> _CHALLENGE_
Without the pictures, set down the records below word for word.

> _GIVEN INFORMATION_
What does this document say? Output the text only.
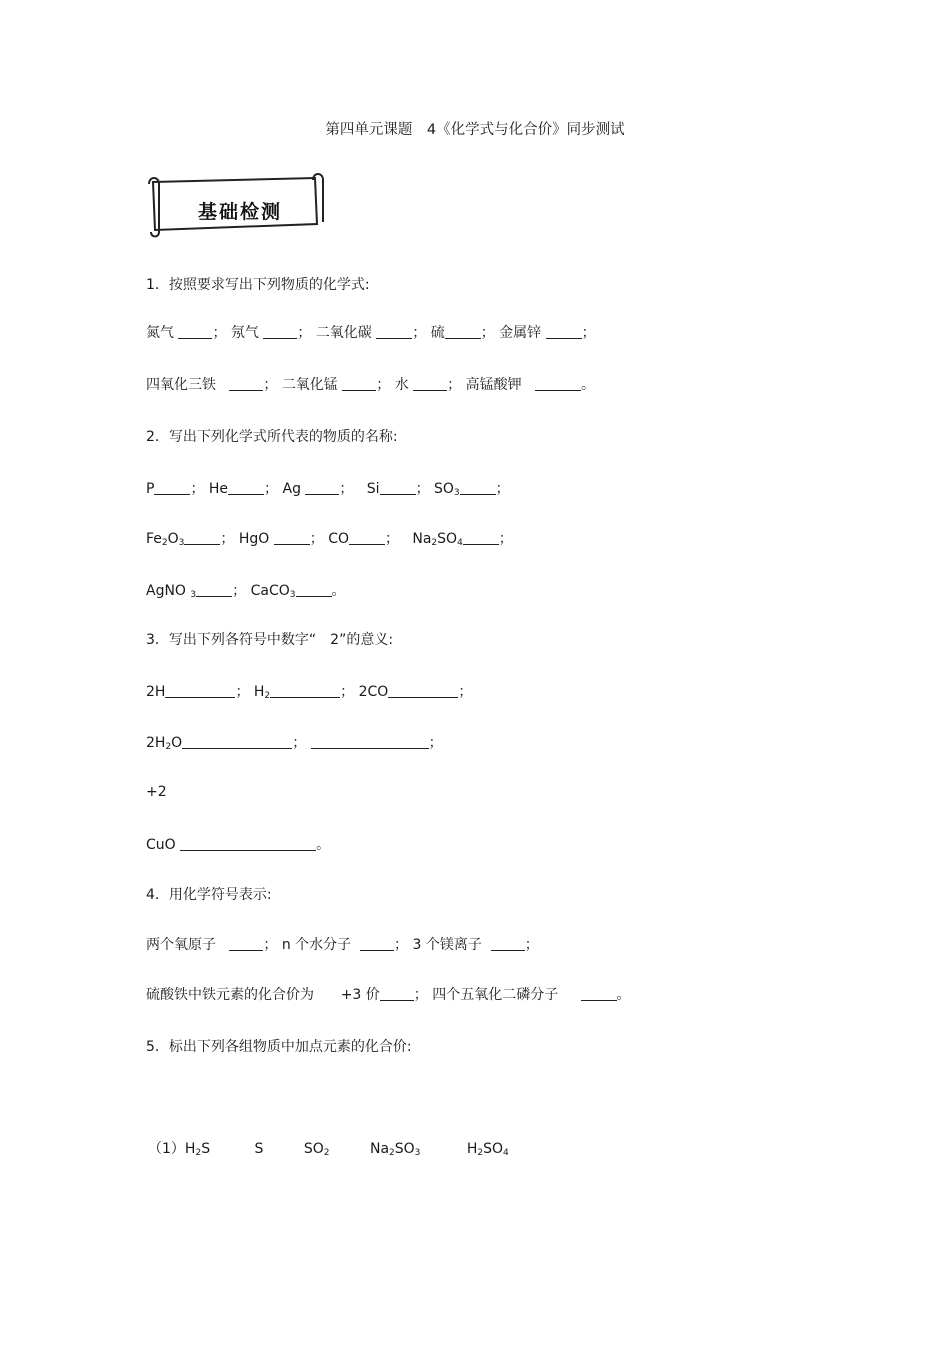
第四单元课题　4《化学式与化合价》同步测试
基础检测
1．按照要求写出下列物质的化学式:
氮气	； 氖气	； 二氧化碳	； 硫	； 金属锌	；
四氧化三铁	； 二氧化锰	； 水	； 高锰酸钾	。
2．写出下列化学式所代表的物质的名称:
P	； He	； Ag	；   Si	； $SO_3$	；
$Fe_2O_3$	； HgO	； CO	；   $Na_2SO_4$	；
AgNO $_3$	； CaCO$_3$	。
3．写出下列各符号中数字“　2”的意义:
2H	； $H_2$	； 2CO	；
$2H_2O$	；	；
+2
CuO	。
4．用化学符号表示:
两个氧原子	； n 个水分子	； 3 个镁离子	；
硫酸铁中铁元素的化合价为 +3 价 ； 四个五氧化二磷分子	。
5．标出下列各组物质中加点元素的化合价:
$(1)H_2S$	S	$SO_2$	$Na_2SO_3$	$H_2SO_4$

> _ANSWER TO THE PROBLEM_
What does this document say? Output the text only.
第四单元课题　4《化学式与化合价》同步测试
基础检测
1．按照要求写出下列物质的化学式:
氮气	； 氖气	； 二氧化碳	； 硫	； 金属锌	；
四氧化三铁	； 二氧化锰	； 水	； 高锰酸钾	。
2．写出下列化学式所代表的物质的名称:
P	； He	； Ag	；   Si	； $SO_3$	；
$Fe_2O_3$	； HgO	； CO	；   $Na_2SO_4$	；
AgNO $_3$	； CaCO$_3$	。
3．写出下列各符号中数字“　2”的意义:
2H	； $H_2$	； 2CO	；
$2H_2O$	；	；
+2
CuO	。
4．用化学符号表示:
两个氧原子	； n 个水分子	； 3 个镁离子	；
硫酸铁中铁元素的化合价为 +3 价 ； 四个五氧化二磷分子	。
5．标出下列各组物质中加点元素的化合价:
$(1)H_2S$	S	$SO_2$	$Na_2SO_3$	$H_2SO_4$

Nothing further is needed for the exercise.